Instructions for the task
Every record here should be printed again exactly.
# start of Data supplied
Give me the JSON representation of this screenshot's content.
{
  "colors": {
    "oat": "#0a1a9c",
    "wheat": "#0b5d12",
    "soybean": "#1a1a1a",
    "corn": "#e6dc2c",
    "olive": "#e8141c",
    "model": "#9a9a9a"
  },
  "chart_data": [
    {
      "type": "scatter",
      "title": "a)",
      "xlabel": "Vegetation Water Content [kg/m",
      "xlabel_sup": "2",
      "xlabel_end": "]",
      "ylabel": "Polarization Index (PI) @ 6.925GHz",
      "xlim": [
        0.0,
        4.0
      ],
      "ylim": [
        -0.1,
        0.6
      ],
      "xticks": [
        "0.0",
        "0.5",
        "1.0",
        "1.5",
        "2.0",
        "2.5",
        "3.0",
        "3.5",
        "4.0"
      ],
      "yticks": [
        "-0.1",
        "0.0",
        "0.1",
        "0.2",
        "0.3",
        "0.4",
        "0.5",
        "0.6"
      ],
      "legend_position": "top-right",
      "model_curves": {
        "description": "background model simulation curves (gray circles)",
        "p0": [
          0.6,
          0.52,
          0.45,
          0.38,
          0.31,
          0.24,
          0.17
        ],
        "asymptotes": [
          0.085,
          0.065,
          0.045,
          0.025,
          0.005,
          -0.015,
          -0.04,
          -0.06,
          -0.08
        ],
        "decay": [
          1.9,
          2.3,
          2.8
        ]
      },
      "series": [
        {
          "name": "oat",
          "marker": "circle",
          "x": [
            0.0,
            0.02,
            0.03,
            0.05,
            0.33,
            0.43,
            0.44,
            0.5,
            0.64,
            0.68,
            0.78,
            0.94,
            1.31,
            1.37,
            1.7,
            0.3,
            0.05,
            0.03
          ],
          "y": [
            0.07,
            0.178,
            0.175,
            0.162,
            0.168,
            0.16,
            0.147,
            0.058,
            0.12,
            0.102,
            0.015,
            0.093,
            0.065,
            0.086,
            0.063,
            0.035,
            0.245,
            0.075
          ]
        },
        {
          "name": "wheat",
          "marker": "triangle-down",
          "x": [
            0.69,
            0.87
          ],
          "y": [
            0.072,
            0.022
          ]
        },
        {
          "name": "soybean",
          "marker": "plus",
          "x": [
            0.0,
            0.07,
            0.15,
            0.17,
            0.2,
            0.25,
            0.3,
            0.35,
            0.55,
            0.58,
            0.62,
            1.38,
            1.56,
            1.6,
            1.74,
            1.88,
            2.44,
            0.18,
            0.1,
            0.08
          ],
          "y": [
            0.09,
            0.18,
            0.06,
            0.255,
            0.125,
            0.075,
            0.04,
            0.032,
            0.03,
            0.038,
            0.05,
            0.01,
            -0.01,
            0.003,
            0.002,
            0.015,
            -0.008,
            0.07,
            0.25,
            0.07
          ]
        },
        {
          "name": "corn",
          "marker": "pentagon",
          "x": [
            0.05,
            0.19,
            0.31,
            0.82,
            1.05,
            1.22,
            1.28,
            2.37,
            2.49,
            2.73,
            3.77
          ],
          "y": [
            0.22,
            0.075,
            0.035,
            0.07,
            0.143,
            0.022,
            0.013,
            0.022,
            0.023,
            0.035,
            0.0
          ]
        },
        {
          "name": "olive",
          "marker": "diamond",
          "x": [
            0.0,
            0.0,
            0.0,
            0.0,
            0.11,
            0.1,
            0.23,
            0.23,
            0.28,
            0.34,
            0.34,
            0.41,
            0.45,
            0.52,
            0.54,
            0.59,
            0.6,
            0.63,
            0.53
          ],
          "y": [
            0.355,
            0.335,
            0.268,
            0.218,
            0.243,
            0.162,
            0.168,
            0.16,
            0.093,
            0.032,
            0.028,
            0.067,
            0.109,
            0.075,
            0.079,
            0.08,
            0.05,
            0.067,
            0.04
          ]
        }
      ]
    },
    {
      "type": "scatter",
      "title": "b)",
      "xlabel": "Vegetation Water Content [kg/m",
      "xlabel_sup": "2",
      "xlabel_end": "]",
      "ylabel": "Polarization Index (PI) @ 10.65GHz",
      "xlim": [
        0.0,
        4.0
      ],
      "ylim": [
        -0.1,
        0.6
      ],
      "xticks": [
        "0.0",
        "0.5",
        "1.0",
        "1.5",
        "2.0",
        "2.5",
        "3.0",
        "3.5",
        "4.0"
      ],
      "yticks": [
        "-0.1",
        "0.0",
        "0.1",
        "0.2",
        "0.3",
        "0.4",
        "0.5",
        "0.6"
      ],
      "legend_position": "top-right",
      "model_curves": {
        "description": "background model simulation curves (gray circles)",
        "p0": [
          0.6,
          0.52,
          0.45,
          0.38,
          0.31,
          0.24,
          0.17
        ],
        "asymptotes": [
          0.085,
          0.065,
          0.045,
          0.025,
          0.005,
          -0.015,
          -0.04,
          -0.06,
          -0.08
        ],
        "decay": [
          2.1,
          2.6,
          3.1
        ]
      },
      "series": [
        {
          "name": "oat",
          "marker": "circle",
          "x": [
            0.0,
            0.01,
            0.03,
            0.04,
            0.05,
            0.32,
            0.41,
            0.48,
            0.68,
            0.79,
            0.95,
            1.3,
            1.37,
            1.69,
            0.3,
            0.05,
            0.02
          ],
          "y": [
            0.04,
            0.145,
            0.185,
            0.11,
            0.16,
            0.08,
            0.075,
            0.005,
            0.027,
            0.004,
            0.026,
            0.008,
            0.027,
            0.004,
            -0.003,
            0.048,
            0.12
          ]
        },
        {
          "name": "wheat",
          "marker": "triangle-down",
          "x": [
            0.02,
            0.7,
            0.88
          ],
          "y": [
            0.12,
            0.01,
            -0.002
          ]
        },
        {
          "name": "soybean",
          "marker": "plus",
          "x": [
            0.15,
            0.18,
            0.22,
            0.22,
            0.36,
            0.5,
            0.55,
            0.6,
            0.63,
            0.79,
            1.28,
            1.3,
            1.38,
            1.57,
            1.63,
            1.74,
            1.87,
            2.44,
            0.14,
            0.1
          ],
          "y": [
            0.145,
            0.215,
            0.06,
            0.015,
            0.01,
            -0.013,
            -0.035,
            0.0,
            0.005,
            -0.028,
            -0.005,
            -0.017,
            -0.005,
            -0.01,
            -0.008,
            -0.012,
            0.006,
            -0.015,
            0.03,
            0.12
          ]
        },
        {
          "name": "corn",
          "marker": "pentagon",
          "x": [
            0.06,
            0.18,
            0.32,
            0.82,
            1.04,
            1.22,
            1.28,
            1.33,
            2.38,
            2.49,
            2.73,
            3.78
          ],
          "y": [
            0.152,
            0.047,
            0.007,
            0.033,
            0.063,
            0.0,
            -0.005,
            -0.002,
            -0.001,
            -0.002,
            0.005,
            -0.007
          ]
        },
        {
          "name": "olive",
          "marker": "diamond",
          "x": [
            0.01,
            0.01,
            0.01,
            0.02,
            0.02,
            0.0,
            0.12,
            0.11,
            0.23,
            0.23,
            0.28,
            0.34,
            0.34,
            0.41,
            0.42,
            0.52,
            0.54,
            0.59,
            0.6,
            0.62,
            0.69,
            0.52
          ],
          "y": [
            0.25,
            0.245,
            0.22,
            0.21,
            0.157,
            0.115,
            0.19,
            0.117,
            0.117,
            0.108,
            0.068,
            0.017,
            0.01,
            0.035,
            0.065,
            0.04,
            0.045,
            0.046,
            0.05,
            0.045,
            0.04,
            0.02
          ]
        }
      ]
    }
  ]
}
# end of Data supplied
Solution to the problem
Give me the JSON representation of this screenshot's content.
{
  "colors": {
    "oat": "#0a1a9c",
    "wheat": "#0b5d12",
    "soybean": "#1a1a1a",
    "corn": "#e6dc2c",
    "olive": "#e8141c",
    "model": "#9a9a9a"
  },
  "chart_data": [
    {
      "type": "scatter",
      "title": "a)",
      "xlabel": "Vegetation Water Content [kg/m",
      "xlabel_sup": "2",
      "xlabel_end": "]",
      "ylabel": "Polarization Index (PI) @ 6.925GHz",
      "xlim": [
        0.0,
        4.0
      ],
      "ylim": [
        -0.1,
        0.6
      ],
      "xticks": [
        "0.0",
        "0.5",
        "1.0",
        "1.5",
        "2.0",
        "2.5",
        "3.0",
        "3.5",
        "4.0"
      ],
      "yticks": [
        "-0.1",
        "0.0",
        "0.1",
        "0.2",
        "0.3",
        "0.4",
        "0.5",
        "0.6"
      ],
      "legend_position": "top-right",
      "model_curves": {
        "description": "background model simulation curves (gray circles)",
        "p0": [
          0.6,
          0.52,
          0.45,
          0.38,
          0.31,
          0.24,
          0.17
        ],
        "asymptotes": [
          0.085,
          0.065,
          0.045,
          0.025,
          0.005,
          -0.015,
          -0.04,
          -0.06,
          -0.08
        ],
        "decay": [
          1.9,
          2.3,
          2.8
        ]
      },
      "series": [
        {
          "name": "oat",
          "marker": "circle",
          "x": [
            0.0,
            0.02,
            0.03,
            0.05,
            0.33,
            0.43,
            0.44,
            0.5,
            0.64,
            0.68,
            0.78,
            0.94,
            1.31,
            1.37,
            1.7,
            0.3,
            0.05,
            0.03
          ],
          "y": [
            0.07,
            0.178,
            0.175,
            0.162,
            0.168,
            0.16,
            0.147,
            0.058,
            0.12,
            0.102,
            0.015,
            0.093,
            0.065,
            0.086,
            0.063,
            0.035,
            0.245,
            0.075
          ]
        },
        {
          "name": "wheat",
          "marker": "triangle-down",
          "x": [
            0.69,
            0.87
          ],
          "y": [
            0.072,
            0.022
          ]
        },
        {
          "name": "soybean",
          "marker": "plus",
          "x": [
            0.0,
            0.07,
            0.15,
            0.17,
            0.2,
            0.25,
            0.3,
            0.35,
            0.55,
            0.58,
            0.62,
            1.38,
            1.56,
            1.6,
            1.74,
            1.88,
            2.44,
            0.18,
            0.1,
            0.08
          ],
          "y": [
            0.09,
            0.18,
            0.06,
            0.255,
            0.125,
            0.075,
            0.04,
            0.032,
            0.03,
            0.038,
            0.05,
            0.01,
            -0.01,
            0.003,
            0.002,
            0.015,
            -0.008,
            0.07,
            0.25,
            0.07
          ]
        },
        {
          "name": "corn",
          "marker": "pentagon",
          "x": [
            0.05,
            0.19,
            0.31,
            0.82,
            1.05,
            1.22,
            1.28,
            2.37,
            2.49,
            2.73,
            3.77
          ],
          "y": [
            0.22,
            0.075,
            0.035,
            0.07,
            0.143,
            0.022,
            0.013,
            0.022,
            0.023,
            0.035,
            0.0
          ]
        },
        {
          "name": "olive",
          "marker": "diamond",
          "x": [
            0.0,
            0.0,
            0.0,
            0.0,
            0.11,
            0.1,
            0.23,
            0.23,
            0.28,
            0.34,
            0.34,
            0.41,
            0.45,
            0.52,
            0.54,
            0.59,
            0.6,
            0.63,
            0.53
          ],
          "y": [
            0.355,
            0.335,
            0.268,
            0.218,
            0.243,
            0.162,
            0.168,
            0.16,
            0.093,
            0.032,
            0.028,
            0.067,
            0.109,
            0.075,
            0.079,
            0.08,
            0.05,
            0.067,
            0.04
          ]
        }
      ]
    },
    {
      "type": "scatter",
      "title": "b)",
      "xlabel": "Vegetation Water Content [kg/m",
      "xlabel_sup": "2",
      "xlabel_end": "]",
      "ylabel": "Polarization Index (PI) @ 10.65GHz",
      "xlim": [
        0.0,
        4.0
      ],
      "ylim": [
        -0.1,
        0.6
      ],
      "xticks": [
        "0.0",
        "0.5",
        "1.0",
        "1.5",
        "2.0",
        "2.5",
        "3.0",
        "3.5",
        "4.0"
      ],
      "yticks": [
        "-0.1",
        "0.0",
        "0.1",
        "0.2",
        "0.3",
        "0.4",
        "0.5",
        "0.6"
      ],
      "legend_position": "top-right",
      "model_curves": {
        "description": "background model simulation curves (gray circles)",
        "p0": [
          0.6,
          0.52,
          0.45,
          0.38,
          0.31,
          0.24,
          0.17
        ],
        "asymptotes": [
          0.085,
          0.065,
          0.045,
          0.025,
          0.005,
          -0.015,
          -0.04,
          -0.06,
          -0.08
        ],
        "decay": [
          2.1,
          2.6,
          3.1
        ]
      },
      "series": [
        {
          "name": "oat",
          "marker": "circle",
          "x": [
            0.0,
            0.01,
            0.03,
            0.04,
            0.05,
            0.32,
            0.41,
            0.48,
            0.68,
            0.79,
            0.95,
            1.3,
            1.37,
            1.69,
            0.3,
            0.05,
            0.02
          ],
          "y": [
            0.04,
            0.145,
            0.185,
            0.11,
            0.16,
            0.08,
            0.075,
            0.005,
            0.027,
            0.004,
            0.026,
            0.008,
            0.027,
            0.004,
            -0.003,
            0.048,
            0.12
          ]
        },
        {
          "name": "wheat",
          "marker": "triangle-down",
          "x": [
            0.02,
            0.7,
            0.88
          ],
          "y": [
            0.12,
            0.01,
            -0.002
          ]
        },
        {
          "name": "soybean",
          "marker": "plus",
          "x": [
            0.15,
            0.18,
            0.22,
            0.22,
            0.36,
            0.5,
            0.55,
            0.6,
            0.63,
            0.79,
            1.28,
            1.3,
            1.38,
            1.57,
            1.63,
            1.74,
            1.87,
            2.44,
            0.14,
            0.1
          ],
          "y": [
            0.145,
            0.215,
            0.06,
            0.015,
            0.01,
            -0.013,
            -0.035,
            0.0,
            0.005,
            -0.028,
            -0.005,
            -0.017,
            -0.005,
            -0.01,
            -0.008,
            -0.012,
            0.006,
            -0.015,
            0.03,
            0.12
          ]
        },
        {
          "name": "corn",
          "marker": "pentagon",
          "x": [
            0.06,
            0.18,
            0.32,
            0.82,
            1.04,
            1.22,
            1.28,
            1.33,
            2.38,
            2.49,
            2.73,
            3.78
          ],
          "y": [
            0.152,
            0.047,
            0.007,
            0.033,
            0.063,
            0.0,
            -0.005,
            -0.002,
            -0.001,
            -0.002,
            0.005,
            -0.007
          ]
        },
        {
          "name": "olive",
          "marker": "diamond",
          "x": [
            0.01,
            0.01,
            0.01,
            0.02,
            0.02,
            0.0,
            0.12,
            0.11,
            0.23,
            0.23,
            0.28,
            0.34,
            0.34,
            0.41,
            0.42,
            0.52,
            0.54,
            0.59,
            0.6,
            0.62,
            0.69,
            0.52
          ],
          "y": [
            0.25,
            0.245,
            0.22,
            0.21,
            0.157,
            0.115,
            0.19,
            0.117,
            0.117,
            0.108,
            0.068,
            0.017,
            0.01,
            0.035,
            0.065,
            0.04,
            0.045,
            0.046,
            0.05,
            0.045,
            0.04,
            0.02
          ]
        }
      ]
    }
  ]
}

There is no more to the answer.